Extracted material:

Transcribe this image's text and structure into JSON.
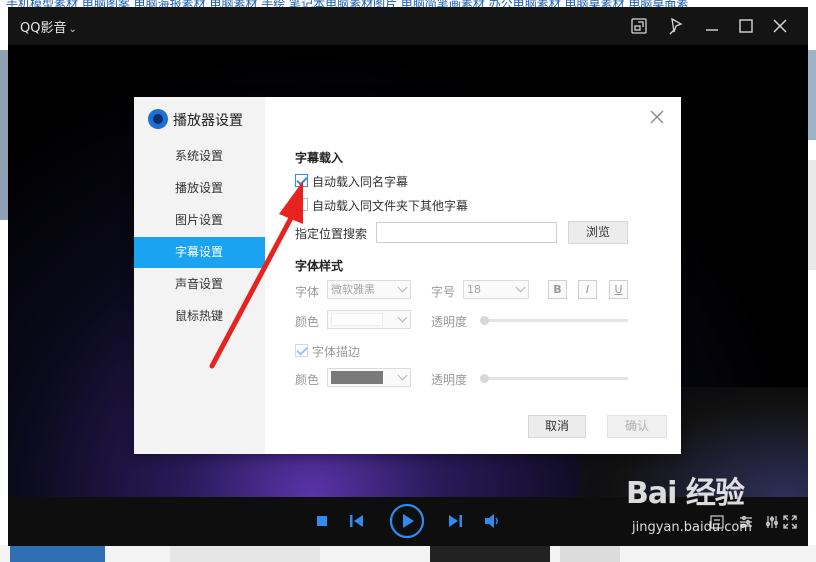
{
  "background_page": {
    "link_strip_text": "手机模型素材 电脑图案 电脑海报素材 电脑素材 手绘 笔记本电脑素材图片 电脑简笔画素材 办公电脑素材 电脑桌素材 电脑桌面素"
  },
  "window": {
    "title": "QQ影音",
    "title_caret": "⌄",
    "controls": [
      "pip-icon",
      "pin-icon",
      "minimize-icon",
      "maximize-icon",
      "close-icon"
    ]
  },
  "dialog": {
    "title": "播放器设置",
    "nav": [
      {
        "label": "系统设置",
        "active": false
      },
      {
        "label": "播放设置",
        "active": false
      },
      {
        "label": "图片设置",
        "active": false
      },
      {
        "label": "字幕设置",
        "active": true
      },
      {
        "label": "声音设置",
        "active": false
      },
      {
        "label": "鼠标热键",
        "active": false
      }
    ],
    "subtitle_load": {
      "heading": "字幕载入",
      "auto_load_same_name": {
        "label": "自动载入同名字幕",
        "checked": true
      },
      "auto_load_folder": {
        "label": "自动载入同文件夹下其他字幕",
        "checked": false
      },
      "search_location_label": "指定位置搜索",
      "search_location_value": "",
      "browse_label": "浏览"
    },
    "font_style": {
      "heading": "字体样式",
      "font_label": "字体",
      "font_value": "微软雅黑",
      "size_label": "字号",
      "size_value": "18",
      "bold_label": "B",
      "italic_label": "I",
      "underline_label": "U",
      "color_label": "颜色",
      "color_value": "#ffffff",
      "opacity_label": "透明度",
      "opacity_value": 0,
      "outline": {
        "label": "字体描边",
        "checked": true
      },
      "outline_color_label": "颜色",
      "outline_color_value": "#7a7a7a",
      "outline_opacity_label": "透明度",
      "outline_opacity_value": 0
    },
    "cancel_label": "取消",
    "confirm_label": "确认"
  },
  "watermark": {
    "brand": "Bai  经验",
    "site": "jingyan.baidu.com"
  },
  "colors": {
    "accent": "#1aa3f0",
    "player_blue": "#2f8bf0",
    "annotation_red": "#e8231f"
  }
}
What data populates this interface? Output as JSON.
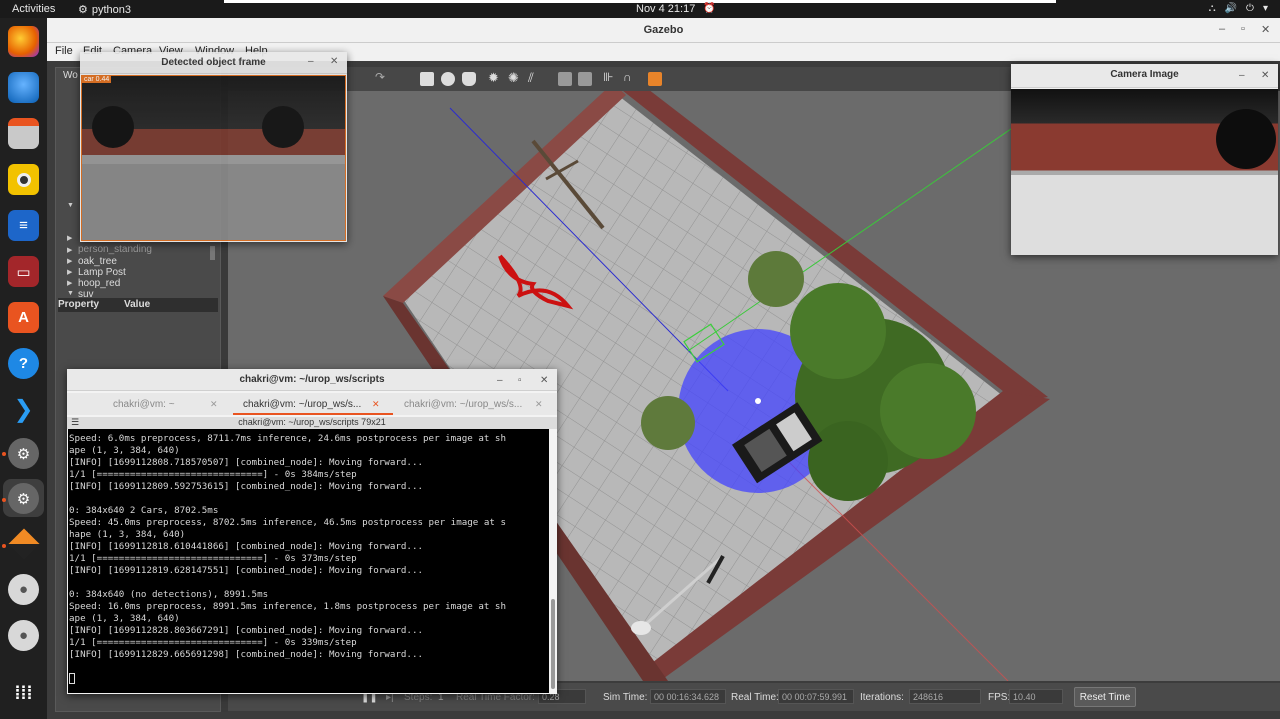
{
  "topbar": {
    "activities": "Activities",
    "app_name": "python3",
    "clock": "Nov 4  21:17"
  },
  "dock": {
    "apps": [
      "firefox-icon",
      "thunderbird-icon",
      "files-icon",
      "rhythmbox-icon",
      "writer-icon",
      "terminal-app-icon",
      "software-icon",
      "help-icon",
      "vscode-icon",
      "settings-icon",
      "settings-icon",
      "gazebo-icon",
      "disc-icon",
      "disc-icon",
      "app-grid-icon"
    ]
  },
  "gazebo": {
    "title": "Gazebo",
    "menu": [
      "File",
      "Edit",
      "Camera",
      "View",
      "Window",
      "Help"
    ],
    "left_panel": {
      "tab_fragment": "Wo",
      "tree_items": [
        "person_standing",
        "oak_tree",
        "Lamp Post",
        "hoop_red",
        "suv"
      ],
      "property_header": "Property",
      "value_header": "Value"
    },
    "bottom_bar": {
      "steps_label": "Steps:",
      "steps_value": "1",
      "rtf_label": "Real Time Factor:",
      "rtf_value": "0.28",
      "sim_time_label": "Sim Time:",
      "sim_time_value": "00 00:16:34.628",
      "real_time_label": "Real Time:",
      "real_time_value": "00 00:07:59.991",
      "iterations_label": "Iterations:",
      "iterations_value": "248616",
      "fps_label": "FPS:",
      "fps_value": "10.40",
      "reset_button": "Reset Time"
    }
  },
  "detected_window": {
    "title": "Detected object frame",
    "detection_label": "car 0.44"
  },
  "camera_window": {
    "title": "Camera Image"
  },
  "terminal": {
    "title": "chakri@vm: ~/urop_ws/scripts",
    "tabs": [
      "chakri@vm: ~",
      "chakri@vm: ~/urop_ws/s...",
      "chakri@vm: ~/urop_ws/s..."
    ],
    "subtitle": "chakri@vm: ~/urop_ws/scripts 79x21",
    "lines": [
      "Speed: 6.0ms preprocess, 8711.7ms inference, 24.6ms postprocess per image at sh",
      "ape (1, 3, 384, 640)",
      "[INFO] [1699112808.718570507] [combined_node]: Moving forward...",
      "1/1 [==============================] - 0s 384ms/step",
      "[INFO] [1699112809.592753615] [combined_node]: Moving forward...",
      "",
      "0: 384x640 2 Cars, 8702.5ms",
      "Speed: 45.0ms preprocess, 8702.5ms inference, 46.5ms postprocess per image at s",
      "hape (1, 3, 384, 640)",
      "[INFO] [1699112818.610441866] [combined_node]: Moving forward...",
      "1/1 [==============================] - 0s 373ms/step",
      "[INFO] [1699112819.628147551] [combined_node]: Moving forward...",
      "",
      "0: 384x640 (no detections), 8991.5ms",
      "Speed: 16.0ms preprocess, 8991.5ms inference, 1.8ms postprocess per image at sh",
      "ape (1, 3, 384, 640)",
      "[INFO] [1699112828.803667291] [combined_node]: Moving forward...",
      "1/1 [==============================] - 0s 339ms/step",
      "[INFO] [1699112829.665691298] [combined_node]: Moving forward...",
      ""
    ]
  },
  "colors": {
    "ubuntu_orange": "#e95420",
    "lidar_blue": "#2222ff",
    "wall_red": "#7a3b38"
  }
}
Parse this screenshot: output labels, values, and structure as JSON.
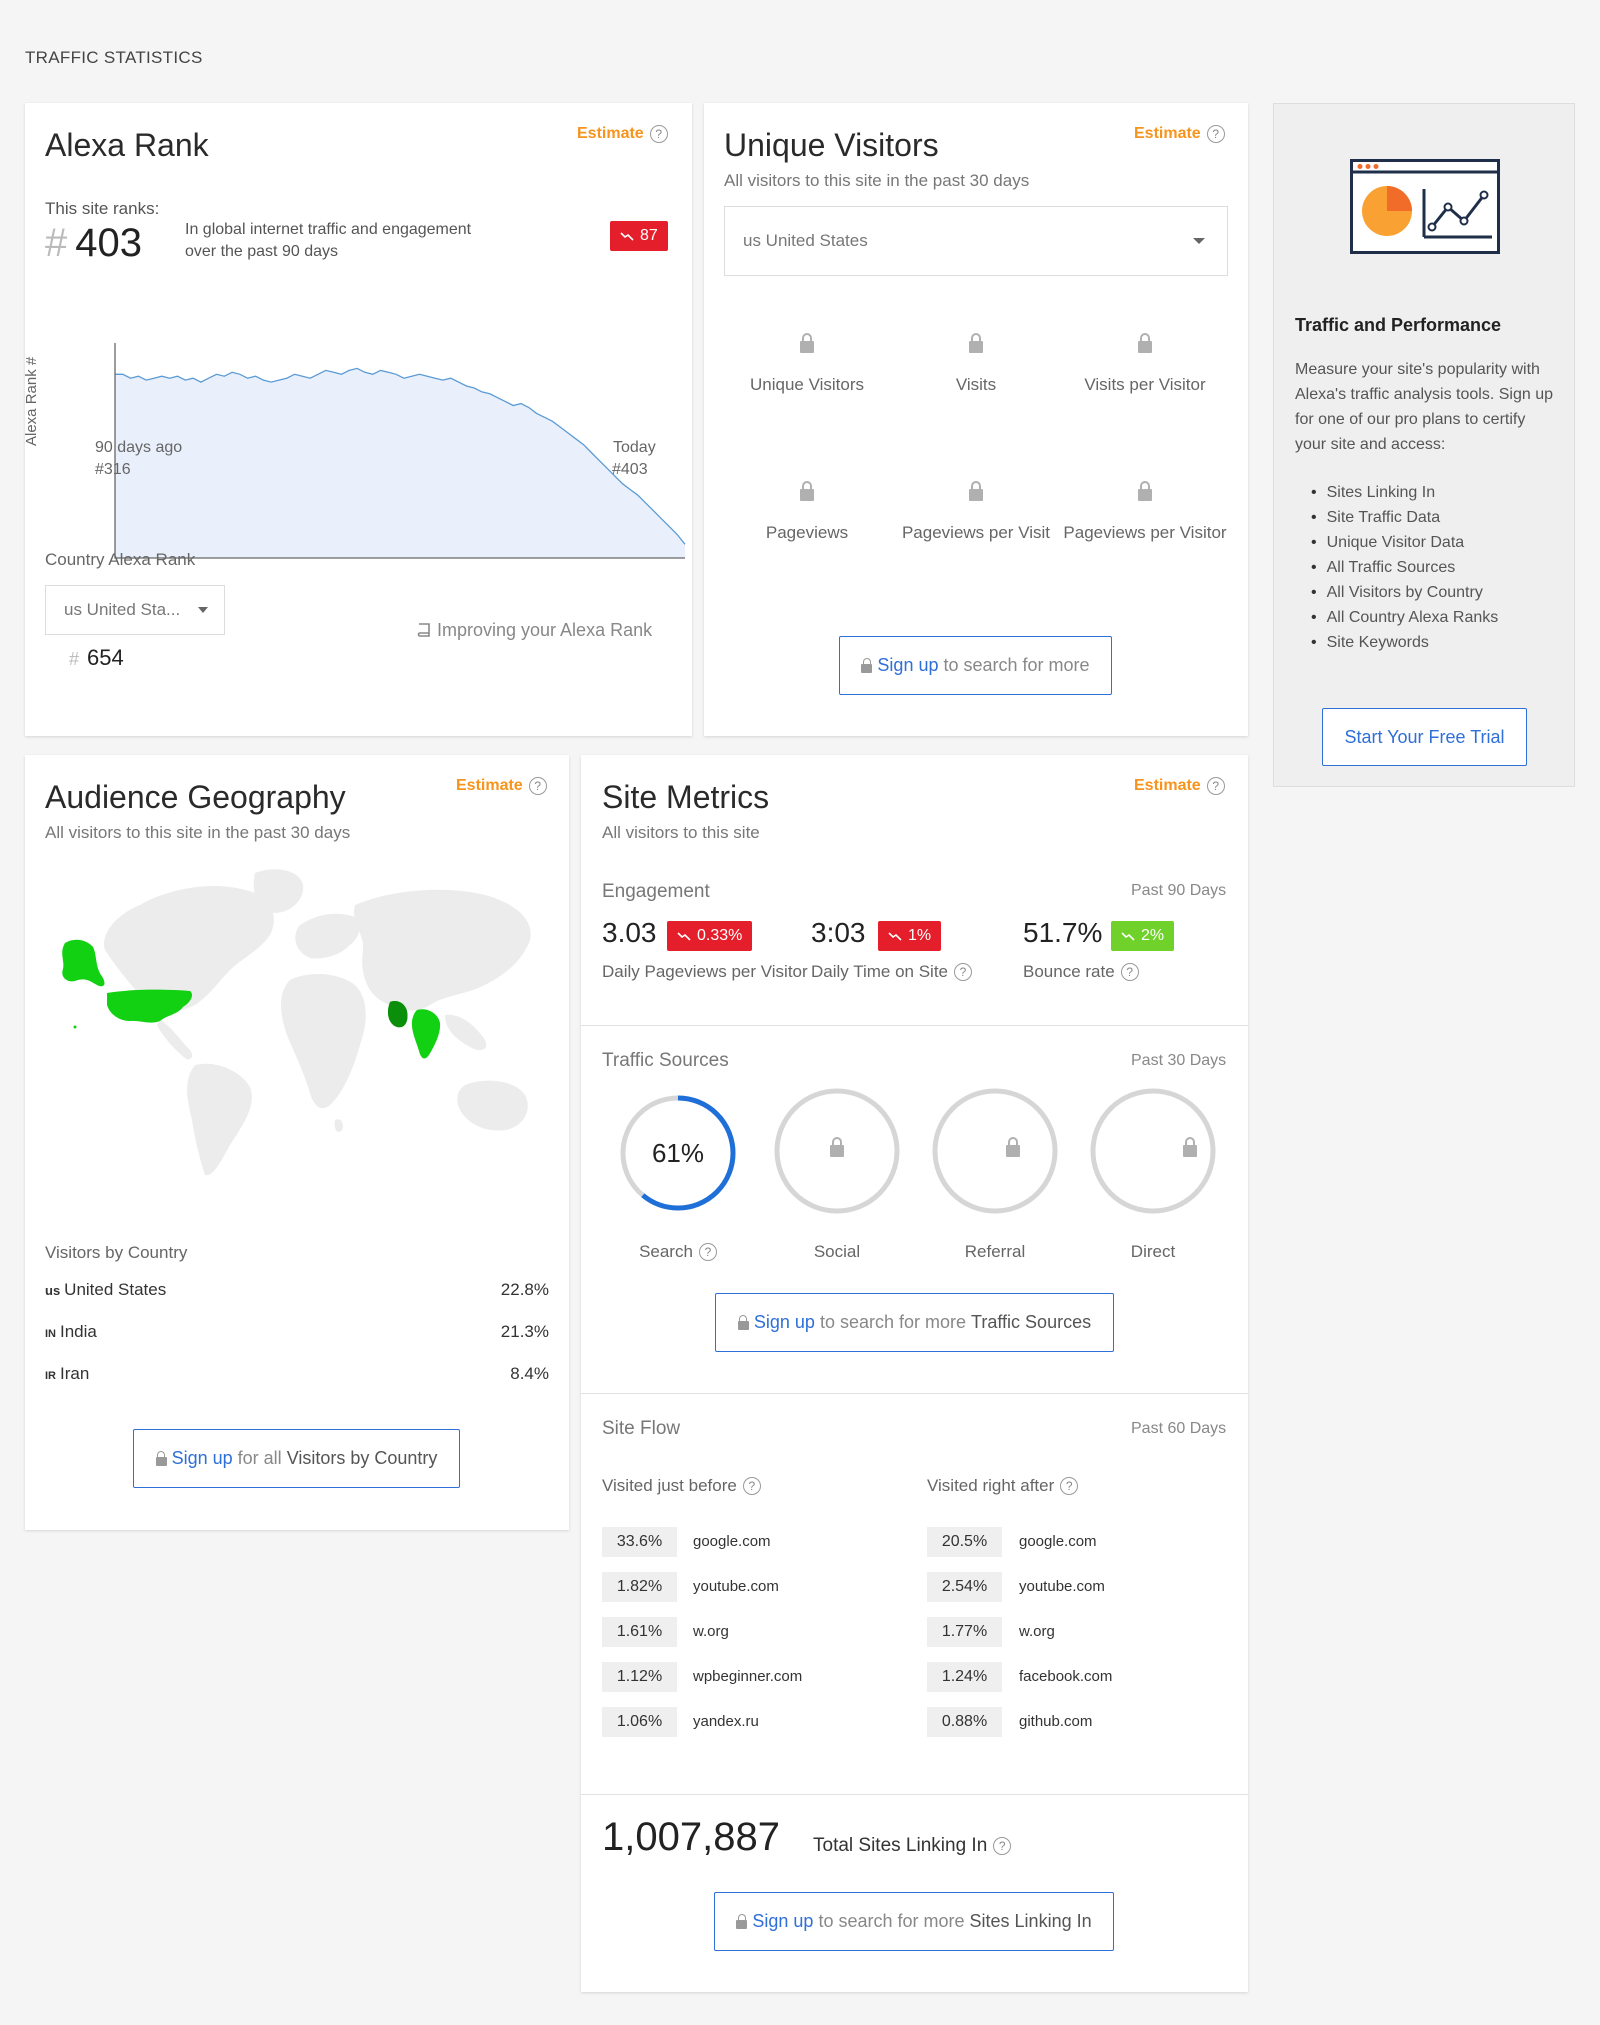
{
  "page": {
    "section_title": "TRAFFIC STATISTICS"
  },
  "estimate_label": "Estimate",
  "help_glyph": "?",
  "alexa_rank": {
    "title": "Alexa Rank",
    "ranks_label": "This site ranks:",
    "hash": "#",
    "rank": "403",
    "description": "In global internet traffic and engagement over the past 90 days",
    "change_badge": "87",
    "chart_data": {
      "type": "area",
      "ylabel": "Alexa Rank #",
      "x_start_label": "90 days ago",
      "x_end_label": "Today",
      "start_value_label": "#316",
      "end_value_label": "#403",
      "values": [
        316,
        316,
        318,
        317,
        319,
        318,
        317,
        318,
        317,
        319,
        318,
        320,
        318,
        316,
        317,
        315,
        316,
        318,
        317,
        319,
        320,
        319,
        318,
        316,
        317,
        318,
        316,
        314,
        315,
        316,
        314,
        313,
        315,
        316,
        314,
        315,
        316,
        318,
        317,
        316,
        317,
        318,
        319,
        318,
        320,
        322,
        323,
        325,
        326,
        328,
        330,
        332,
        331,
        333,
        336,
        338,
        340,
        343,
        346,
        349,
        352,
        356,
        360,
        364,
        368,
        372,
        375,
        378,
        382,
        386,
        390,
        394,
        398,
        403
      ],
      "color": "#5b9bd5",
      "fill": "#e9f0fb"
    },
    "country_label": "Country Alexa Rank",
    "country_select": "us United Sta...",
    "country_rank": "654",
    "improve_link": "Improving your Alexa Rank"
  },
  "unique_visitors": {
    "title": "Unique Visitors",
    "subtitle": "All visitors to this site in the past 30 days",
    "country_select": "us United States",
    "locked_metrics": [
      "Unique Visitors",
      "Visits",
      "Visits per Visitor",
      "Pageviews",
      "Pageviews per Visit",
      "Pageviews per Visitor"
    ],
    "signup_link": "Sign up",
    "signup_rest": "to search for more"
  },
  "sidebar_promo": {
    "title": "Traffic and Performance",
    "description": "Measure your site's popularity with Alexa's traffic analysis tools. Sign up for one of our pro plans to certify your site and access:",
    "features": [
      "Sites Linking In",
      "Site Traffic Data",
      "Unique Visitor Data",
      "All Traffic Sources",
      "All Visitors by Country",
      "All Country Alexa Ranks",
      "Site Keywords"
    ],
    "cta": "Start Your Free Trial"
  },
  "audience_geography": {
    "title": "Audience Geography",
    "subtitle": "All visitors to this site in the past 30 days",
    "visitors_label": "Visitors by Country",
    "countries": [
      {
        "code": "us",
        "name": "United States",
        "pct": "22.8%"
      },
      {
        "code": "IN",
        "name": "India",
        "pct": "21.3%"
      },
      {
        "code": "IR",
        "name": "Iran",
        "pct": "8.4%"
      }
    ],
    "signup_link": "Sign up",
    "signup_mid": "for all",
    "signup_end": "Visitors by Country",
    "highlight_color": "#12d012"
  },
  "site_metrics": {
    "title": "Site Metrics",
    "subtitle": "All visitors to this site",
    "engagement": {
      "label": "Engagement",
      "period": "Past 90 Days",
      "metrics": [
        {
          "value": "3.03",
          "change": "0.33%",
          "label": "Daily Pageviews per Visitor",
          "dir": "down"
        },
        {
          "value": "3:03",
          "change": "1%",
          "label": "Daily Time on Site",
          "dir": "down"
        },
        {
          "value": "51.7%",
          "change": "2%",
          "label": "Bounce rate",
          "dir": "down-good"
        }
      ]
    },
    "traffic_sources": {
      "label": "Traffic Sources",
      "period": "Past 30 Days",
      "search_pct": "61%",
      "search_value": 61,
      "sources": [
        "Search",
        "Social",
        "Referral",
        "Direct"
      ],
      "signup_link": "Sign up",
      "signup_mid": "to search for more",
      "signup_end": "Traffic Sources"
    },
    "site_flow": {
      "label": "Site Flow",
      "period": "Past 60 Days",
      "before_label": "Visited just before",
      "after_label": "Visited right after",
      "before": [
        {
          "pct": "33.6%",
          "site": "google.com"
        },
        {
          "pct": "1.82%",
          "site": "youtube.com"
        },
        {
          "pct": "1.61%",
          "site": "w.org"
        },
        {
          "pct": "1.12%",
          "site": "wpbeginner.com"
        },
        {
          "pct": "1.06%",
          "site": "yandex.ru"
        }
      ],
      "after": [
        {
          "pct": "20.5%",
          "site": "google.com"
        },
        {
          "pct": "2.54%",
          "site": "youtube.com"
        },
        {
          "pct": "1.77%",
          "site": "w.org"
        },
        {
          "pct": "1.24%",
          "site": "facebook.com"
        },
        {
          "pct": "0.88%",
          "site": "github.com"
        }
      ]
    },
    "linking": {
      "count": "1,007,887",
      "label": "Total Sites Linking In",
      "signup_link": "Sign up",
      "signup_mid": "to search for more",
      "signup_end": "Sites Linking In"
    }
  },
  "colors": {
    "accent_blue": "#2e6fd8",
    "estimate_orange": "#f7941d",
    "down_red": "#e41e2b",
    "good_green": "#6fd12a"
  }
}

Task instructions: How many lines of the data contain the word "structure"? Answer with the number alone.

Correct result: 2